# [Short task]
Scan the data that follows and count the lines with the string "MOVE"; answer with the count alone.

[Figure content listings]
○ ○ ○ ○

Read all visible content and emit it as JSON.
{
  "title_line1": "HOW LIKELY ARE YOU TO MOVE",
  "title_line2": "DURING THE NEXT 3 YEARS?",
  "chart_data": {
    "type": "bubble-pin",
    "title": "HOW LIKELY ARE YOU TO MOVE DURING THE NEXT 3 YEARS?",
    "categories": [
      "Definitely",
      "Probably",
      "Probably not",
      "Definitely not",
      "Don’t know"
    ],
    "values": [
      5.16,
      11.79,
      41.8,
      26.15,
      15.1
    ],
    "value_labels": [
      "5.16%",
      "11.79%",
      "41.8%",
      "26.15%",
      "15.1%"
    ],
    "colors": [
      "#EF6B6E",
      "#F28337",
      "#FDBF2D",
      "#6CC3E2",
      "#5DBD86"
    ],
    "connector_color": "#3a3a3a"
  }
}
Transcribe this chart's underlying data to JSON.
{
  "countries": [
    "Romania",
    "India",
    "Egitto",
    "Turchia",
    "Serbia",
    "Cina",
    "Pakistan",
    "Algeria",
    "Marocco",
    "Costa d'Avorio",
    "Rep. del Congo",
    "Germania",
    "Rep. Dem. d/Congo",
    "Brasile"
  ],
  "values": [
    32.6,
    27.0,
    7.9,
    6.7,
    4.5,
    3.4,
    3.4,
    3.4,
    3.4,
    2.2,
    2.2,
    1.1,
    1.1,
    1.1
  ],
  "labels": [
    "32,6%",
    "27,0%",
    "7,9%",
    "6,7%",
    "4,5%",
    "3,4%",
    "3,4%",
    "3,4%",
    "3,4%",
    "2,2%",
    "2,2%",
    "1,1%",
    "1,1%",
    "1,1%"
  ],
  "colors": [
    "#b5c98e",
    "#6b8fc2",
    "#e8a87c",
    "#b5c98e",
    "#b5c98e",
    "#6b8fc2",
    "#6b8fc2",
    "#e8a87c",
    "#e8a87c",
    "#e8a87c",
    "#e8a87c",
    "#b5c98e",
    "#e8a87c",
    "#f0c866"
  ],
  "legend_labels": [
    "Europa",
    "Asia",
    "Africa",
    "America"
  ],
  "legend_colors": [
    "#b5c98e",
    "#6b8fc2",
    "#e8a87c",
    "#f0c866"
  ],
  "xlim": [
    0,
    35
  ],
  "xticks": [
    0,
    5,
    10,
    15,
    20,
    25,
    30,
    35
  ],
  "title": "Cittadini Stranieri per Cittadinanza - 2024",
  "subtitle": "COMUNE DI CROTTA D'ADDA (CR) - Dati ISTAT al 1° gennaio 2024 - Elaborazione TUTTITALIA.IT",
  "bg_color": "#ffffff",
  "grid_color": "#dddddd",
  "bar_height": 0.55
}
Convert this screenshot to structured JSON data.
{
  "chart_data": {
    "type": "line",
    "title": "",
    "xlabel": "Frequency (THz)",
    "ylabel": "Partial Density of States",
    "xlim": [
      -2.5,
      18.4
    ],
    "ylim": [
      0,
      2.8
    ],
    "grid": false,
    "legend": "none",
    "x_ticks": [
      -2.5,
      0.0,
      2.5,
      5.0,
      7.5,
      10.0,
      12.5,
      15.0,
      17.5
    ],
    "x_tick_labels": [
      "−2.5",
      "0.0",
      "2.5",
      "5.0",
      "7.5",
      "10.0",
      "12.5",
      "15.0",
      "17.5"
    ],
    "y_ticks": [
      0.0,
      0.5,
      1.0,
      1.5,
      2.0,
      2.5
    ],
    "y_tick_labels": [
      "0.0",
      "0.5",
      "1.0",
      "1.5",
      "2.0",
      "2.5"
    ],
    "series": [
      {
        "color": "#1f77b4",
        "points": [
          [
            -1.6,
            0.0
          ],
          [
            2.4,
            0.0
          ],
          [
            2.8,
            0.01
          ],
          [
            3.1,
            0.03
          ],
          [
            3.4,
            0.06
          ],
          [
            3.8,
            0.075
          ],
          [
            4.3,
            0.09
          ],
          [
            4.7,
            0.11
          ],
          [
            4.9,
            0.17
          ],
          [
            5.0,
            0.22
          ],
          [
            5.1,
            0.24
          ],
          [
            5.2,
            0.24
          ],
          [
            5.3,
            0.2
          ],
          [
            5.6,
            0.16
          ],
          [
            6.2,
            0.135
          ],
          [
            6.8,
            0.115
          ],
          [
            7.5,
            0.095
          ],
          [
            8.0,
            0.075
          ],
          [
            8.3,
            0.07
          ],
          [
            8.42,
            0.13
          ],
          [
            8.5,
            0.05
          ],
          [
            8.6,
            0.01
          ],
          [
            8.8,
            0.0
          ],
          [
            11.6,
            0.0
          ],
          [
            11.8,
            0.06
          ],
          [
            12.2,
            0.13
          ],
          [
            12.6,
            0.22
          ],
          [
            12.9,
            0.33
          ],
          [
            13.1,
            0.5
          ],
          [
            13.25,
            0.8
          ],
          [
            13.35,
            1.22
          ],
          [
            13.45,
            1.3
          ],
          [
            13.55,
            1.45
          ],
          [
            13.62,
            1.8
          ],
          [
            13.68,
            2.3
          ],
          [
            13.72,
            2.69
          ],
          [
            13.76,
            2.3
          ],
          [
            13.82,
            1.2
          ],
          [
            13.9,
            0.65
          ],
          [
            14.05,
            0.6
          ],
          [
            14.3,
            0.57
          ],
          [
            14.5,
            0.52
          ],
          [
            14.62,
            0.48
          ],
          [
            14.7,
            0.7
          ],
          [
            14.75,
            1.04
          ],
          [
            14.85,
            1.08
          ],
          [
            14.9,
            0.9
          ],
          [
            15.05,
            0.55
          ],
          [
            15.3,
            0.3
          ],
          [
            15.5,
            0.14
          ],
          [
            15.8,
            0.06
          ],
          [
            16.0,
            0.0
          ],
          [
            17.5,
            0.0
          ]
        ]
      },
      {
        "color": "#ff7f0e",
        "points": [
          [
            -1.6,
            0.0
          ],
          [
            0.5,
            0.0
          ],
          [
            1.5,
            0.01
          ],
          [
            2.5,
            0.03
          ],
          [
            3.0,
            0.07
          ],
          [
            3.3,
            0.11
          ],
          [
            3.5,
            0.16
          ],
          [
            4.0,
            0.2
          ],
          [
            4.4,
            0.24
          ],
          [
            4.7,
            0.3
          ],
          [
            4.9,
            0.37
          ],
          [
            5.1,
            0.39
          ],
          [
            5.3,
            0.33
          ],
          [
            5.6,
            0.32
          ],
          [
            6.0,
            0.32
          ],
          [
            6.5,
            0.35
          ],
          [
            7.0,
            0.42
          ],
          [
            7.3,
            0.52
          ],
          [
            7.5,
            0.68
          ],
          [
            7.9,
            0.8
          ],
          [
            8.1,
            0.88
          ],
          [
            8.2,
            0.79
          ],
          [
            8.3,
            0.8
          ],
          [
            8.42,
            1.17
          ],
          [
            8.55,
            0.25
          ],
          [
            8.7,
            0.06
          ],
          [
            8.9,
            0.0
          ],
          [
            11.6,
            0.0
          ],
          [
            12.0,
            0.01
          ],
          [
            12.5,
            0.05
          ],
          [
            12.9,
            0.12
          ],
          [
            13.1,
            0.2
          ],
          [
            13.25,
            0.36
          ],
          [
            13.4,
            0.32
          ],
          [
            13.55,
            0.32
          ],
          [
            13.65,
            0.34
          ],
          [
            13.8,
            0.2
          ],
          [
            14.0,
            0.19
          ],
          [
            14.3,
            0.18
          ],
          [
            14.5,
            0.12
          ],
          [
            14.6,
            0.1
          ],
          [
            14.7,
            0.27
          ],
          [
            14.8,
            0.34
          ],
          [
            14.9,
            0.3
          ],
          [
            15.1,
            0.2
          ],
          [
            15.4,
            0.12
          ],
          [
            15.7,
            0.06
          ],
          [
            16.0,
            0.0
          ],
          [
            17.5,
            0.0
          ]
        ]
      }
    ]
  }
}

○ ○ ○ ○

# [Solution]
2